(Records)
○ ○ ○ ○ ○ ○ ○
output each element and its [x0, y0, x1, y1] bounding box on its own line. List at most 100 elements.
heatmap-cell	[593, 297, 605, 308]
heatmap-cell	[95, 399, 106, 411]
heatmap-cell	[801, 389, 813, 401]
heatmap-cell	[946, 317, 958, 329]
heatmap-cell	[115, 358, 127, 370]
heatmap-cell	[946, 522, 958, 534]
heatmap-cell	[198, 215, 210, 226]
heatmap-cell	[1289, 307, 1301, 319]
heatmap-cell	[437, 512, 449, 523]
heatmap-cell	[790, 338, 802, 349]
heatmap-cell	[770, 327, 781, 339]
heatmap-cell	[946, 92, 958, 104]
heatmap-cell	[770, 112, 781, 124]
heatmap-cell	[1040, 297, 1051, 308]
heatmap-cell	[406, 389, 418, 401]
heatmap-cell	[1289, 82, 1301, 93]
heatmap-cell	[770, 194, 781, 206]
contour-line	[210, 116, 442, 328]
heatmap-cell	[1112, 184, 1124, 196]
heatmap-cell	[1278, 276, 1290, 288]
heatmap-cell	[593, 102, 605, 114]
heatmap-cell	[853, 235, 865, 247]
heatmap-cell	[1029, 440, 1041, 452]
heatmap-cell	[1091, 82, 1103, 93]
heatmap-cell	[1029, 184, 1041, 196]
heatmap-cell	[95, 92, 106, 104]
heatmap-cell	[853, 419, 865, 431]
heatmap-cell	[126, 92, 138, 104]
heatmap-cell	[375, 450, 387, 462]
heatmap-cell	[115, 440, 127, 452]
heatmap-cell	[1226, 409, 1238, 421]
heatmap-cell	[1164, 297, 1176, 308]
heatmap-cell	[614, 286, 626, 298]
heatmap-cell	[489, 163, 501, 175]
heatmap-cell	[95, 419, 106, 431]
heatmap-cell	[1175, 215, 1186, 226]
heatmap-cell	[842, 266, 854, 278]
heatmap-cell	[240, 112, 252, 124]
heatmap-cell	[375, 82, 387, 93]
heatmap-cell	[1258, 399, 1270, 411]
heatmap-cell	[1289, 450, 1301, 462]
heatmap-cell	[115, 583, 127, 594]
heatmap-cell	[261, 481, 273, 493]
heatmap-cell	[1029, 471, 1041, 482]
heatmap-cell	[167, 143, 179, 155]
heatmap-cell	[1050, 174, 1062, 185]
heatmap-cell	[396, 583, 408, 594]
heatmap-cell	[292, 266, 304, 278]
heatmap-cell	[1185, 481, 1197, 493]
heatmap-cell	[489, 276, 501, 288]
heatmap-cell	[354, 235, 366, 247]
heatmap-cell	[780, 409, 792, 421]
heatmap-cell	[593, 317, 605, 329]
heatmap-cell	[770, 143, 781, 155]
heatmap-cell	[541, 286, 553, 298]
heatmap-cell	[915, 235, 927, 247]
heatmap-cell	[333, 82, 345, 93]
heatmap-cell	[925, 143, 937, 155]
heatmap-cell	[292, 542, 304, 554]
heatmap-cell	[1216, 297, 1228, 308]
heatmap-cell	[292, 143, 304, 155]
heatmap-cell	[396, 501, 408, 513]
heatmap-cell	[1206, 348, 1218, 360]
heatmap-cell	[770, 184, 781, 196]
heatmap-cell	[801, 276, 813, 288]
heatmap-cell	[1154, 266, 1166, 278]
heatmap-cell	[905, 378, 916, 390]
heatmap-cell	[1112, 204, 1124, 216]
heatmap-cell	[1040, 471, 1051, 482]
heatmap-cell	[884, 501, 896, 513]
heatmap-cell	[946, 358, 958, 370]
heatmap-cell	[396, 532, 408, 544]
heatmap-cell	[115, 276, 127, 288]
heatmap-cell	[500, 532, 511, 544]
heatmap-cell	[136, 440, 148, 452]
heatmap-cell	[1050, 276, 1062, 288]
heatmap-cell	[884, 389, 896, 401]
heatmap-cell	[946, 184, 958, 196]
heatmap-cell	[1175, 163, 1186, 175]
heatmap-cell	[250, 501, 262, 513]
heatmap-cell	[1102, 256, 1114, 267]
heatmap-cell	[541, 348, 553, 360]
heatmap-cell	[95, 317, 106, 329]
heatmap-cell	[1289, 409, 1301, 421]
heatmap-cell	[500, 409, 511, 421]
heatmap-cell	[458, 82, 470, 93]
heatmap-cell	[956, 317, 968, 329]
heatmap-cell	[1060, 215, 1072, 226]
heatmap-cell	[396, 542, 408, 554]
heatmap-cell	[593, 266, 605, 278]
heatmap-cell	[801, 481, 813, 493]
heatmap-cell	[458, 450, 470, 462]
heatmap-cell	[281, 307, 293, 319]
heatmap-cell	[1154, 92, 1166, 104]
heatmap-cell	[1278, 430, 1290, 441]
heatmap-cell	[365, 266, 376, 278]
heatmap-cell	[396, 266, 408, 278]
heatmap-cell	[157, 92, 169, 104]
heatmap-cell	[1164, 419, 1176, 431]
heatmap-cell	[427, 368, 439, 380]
○ ○ ○ ○ ○ ○ ○
**THE PROBLEM**
Convert every line of the material above into a Markdown table with the columns Row and Record line, numbering the rows in order and leaving out blank lines.

**ANSWER BELOW**
| Row | Record line |
|---|---|
| 1 | output each element and its [x0, y0, x1, y1] bounding box on its own line. List at most 100 elements. |
| 2 | heatmap-cell	[593, 297, 605, 308] |
| 3 | heatmap-cell	[95, 399, 106, 411] |
| 4 | heatmap-cell	[801, 389, 813, 401] |
| 5 | heatmap-cell	[946, 317, 958, 329] |
| 6 | heatmap-cell	[115, 358, 127, 370] |
| 7 | heatmap-cell	[946, 522, 958, 534] |
| 8 | heatmap-cell	[198, 215, 210, 226] |
| 9 | heatmap-cell	[1289, 307, 1301, 319] |
| 10 | heatmap-cell	[437, 512, 449, 523] |
| 11 | heatmap-cell	[790, 338, 802, 349] |
| 12 | heatmap-cell	[770, 327, 781, 339] |
| 13 | heatmap-cell	[946, 92, 958, 104] |
| 14 | heatmap-cell	[770, 112, 781, 124] |
| 15 | heatmap-cell	[1040, 297, 1051, 308] |
| 16 | heatmap-cell	[406, 389, 418, 401] |
| 17 | heatmap-cell	[1289, 82, 1301, 93] |
| 18 | heatmap-cell	[770, 194, 781, 206] |
| 19 | contour-line	[210, 116, 442, 328] |
| 20 | heatmap-cell	[1112, 184, 1124, 196] |
| 21 | heatmap-cell	[1278, 276, 1290, 288] |
| 22 | heatmap-cell	[593, 102, 605, 114] |
| 23 | heatmap-cell	[853, 235, 865, 247] |
| 24 | heatmap-cell	[1029, 440, 1041, 452] |
| 25 | heatmap-cell	[1091, 82, 1103, 93] |
| 26 | heatmap-cell	[1029, 184, 1041, 196] |
| 27 | heatmap-cell	[95, 92, 106, 104] |
| 28 | heatmap-cell	[853, 419, 865, 431] |
| 29 | heatmap-cell	[126, 92, 138, 104] |
| 30 | heatmap-cell	[375, 450, 387, 462] |
| 31 | heatmap-cell	[115, 440, 127, 452] |
| 32 | heatmap-cell	[1226, 409, 1238, 421] |
| 33 | heatmap-cell	[1164, 297, 1176, 308] |
| 34 | heatmap-cell	[614, 286, 626, 298] |
| 35 | heatmap-cell	[489, 163, 501, 175] |
| 36 | heatmap-cell	[95, 419, 106, 431] |
| 37 | heatmap-cell	[1175, 215, 1186, 226] |
| 38 | heatmap-cell	[842, 266, 854, 278] |
| 39 | heatmap-cell	[240, 112, 252, 124] |
| 40 | heatmap-cell	[375, 82, 387, 93] |
| 41 | heatmap-cell	[1258, 399, 1270, 411] |
| 42 | heatmap-cell	[1289, 450, 1301, 462] |
| 43 | heatmap-cell	[115, 583, 127, 594] |
| 44 | heatmap-cell	[261, 481, 273, 493] |
| 45 | heatmap-cell	[1029, 471, 1041, 482] |
| 46 | heatmap-cell	[167, 143, 179, 155] |
| 47 | heatmap-cell	[1050, 174, 1062, 185] |
| 48 | heatmap-cell	[396, 583, 408, 594] |
| 49 | heatmap-cell	[292, 266, 304, 278] |
| 50 | heatmap-cell	[1185, 481, 1197, 493] |
| 51 | heatmap-cell	[489, 276, 501, 288] |
| 52 | heatmap-cell	[354, 235, 366, 247] |
| 53 | heatmap-cell	[780, 409, 792, 421] |
| 54 | heatmap-cell	[593, 317, 605, 329] |
| 55 | heatmap-cell	[770, 143, 781, 155] |
| 56 | heatmap-cell	[541, 286, 553, 298] |
| 57 | heatmap-cell	[915, 235, 927, 247] |
| 58 | heatmap-cell	[333, 82, 345, 93] |
| 59 | heatmap-cell	[925, 143, 937, 155] |
| 60 | heatmap-cell	[292, 542, 304, 554] |
| 61 | heatmap-cell	[1216, 297, 1228, 308] |
| 62 | heatmap-cell	[292, 143, 304, 155] |
| 63 | heatmap-cell	[396, 501, 408, 513] |
| 64 | heatmap-cell	[1206, 348, 1218, 360] |
| 65 | heatmap-cell	[770, 184, 781, 196] |
| 66 | heatmap-cell	[801, 276, 813, 288] |
| 67 | heatmap-cell	[1154, 266, 1166, 278] |
| 68 | heatmap-cell	[905, 378, 916, 390] |
| 69 | heatmap-cell	[1112, 204, 1124, 216] |
| 70 | heatmap-cell	[1040, 471, 1051, 482] |
| 71 | heatmap-cell	[884, 501, 896, 513] |
| 72 | heatmap-cell	[946, 358, 958, 370] |
| 73 | heatmap-cell	[396, 532, 408, 544] |
| 74 | heatmap-cell	[115, 276, 127, 288] |
| 75 | heatmap-cell	[500, 532, 511, 544] |
| 76 | heatmap-cell	[136, 440, 148, 452] |
| 77 | heatmap-cell	[1050, 276, 1062, 288] |
| 78 | heatmap-cell	[884, 389, 896, 401] |
| 79 | heatmap-cell	[946, 184, 958, 196] |
| 80 | heatmap-cell	[1175, 163, 1186, 175] |
| 81 | heatmap-cell	[250, 501, 262, 513] |
| 82 | heatmap-cell	[1102, 256, 1114, 267] |
| 83 | heatmap-cell	[541, 348, 553, 360] |
| 84 | heatmap-cell	[95, 317, 106, 329] |
| 85 | heatmap-cell	[1289, 409, 1301, 421] |
| 86 | heatmap-cell	[500, 409, 511, 421] |
| 87 | heatmap-cell	[458, 82, 470, 93] |
| 88 | heatmap-cell	[956, 317, 968, 329] |
| 89 | heatmap-cell	[1060, 215, 1072, 226] |
| 90 | heatmap-cell	[396, 542, 408, 554] |
| 91 | heatmap-cell	[593, 266, 605, 278] |
| 92 | heatmap-cell	[801, 481, 813, 493] |
| 93 | heatmap-cell	[458, 450, 470, 462] |
| 94 | heatmap-cell	[281, 307, 293, 319] |
| 95 | heatmap-cell	[1154, 92, 1166, 104] |
| 96 | heatmap-cell	[1278, 430, 1290, 441] |
| 97 | heatmap-cell	[365, 266, 376, 278] |
| 98 | heatmap-cell	[396, 266, 408, 278] |
| 99 | heatmap-cell	[157, 92, 169, 104] |
| 100 | heatmap-cell	[1164, 419, 1176, 431] |
| 101 | heatmap-cell	[427, 368, 439, 380] |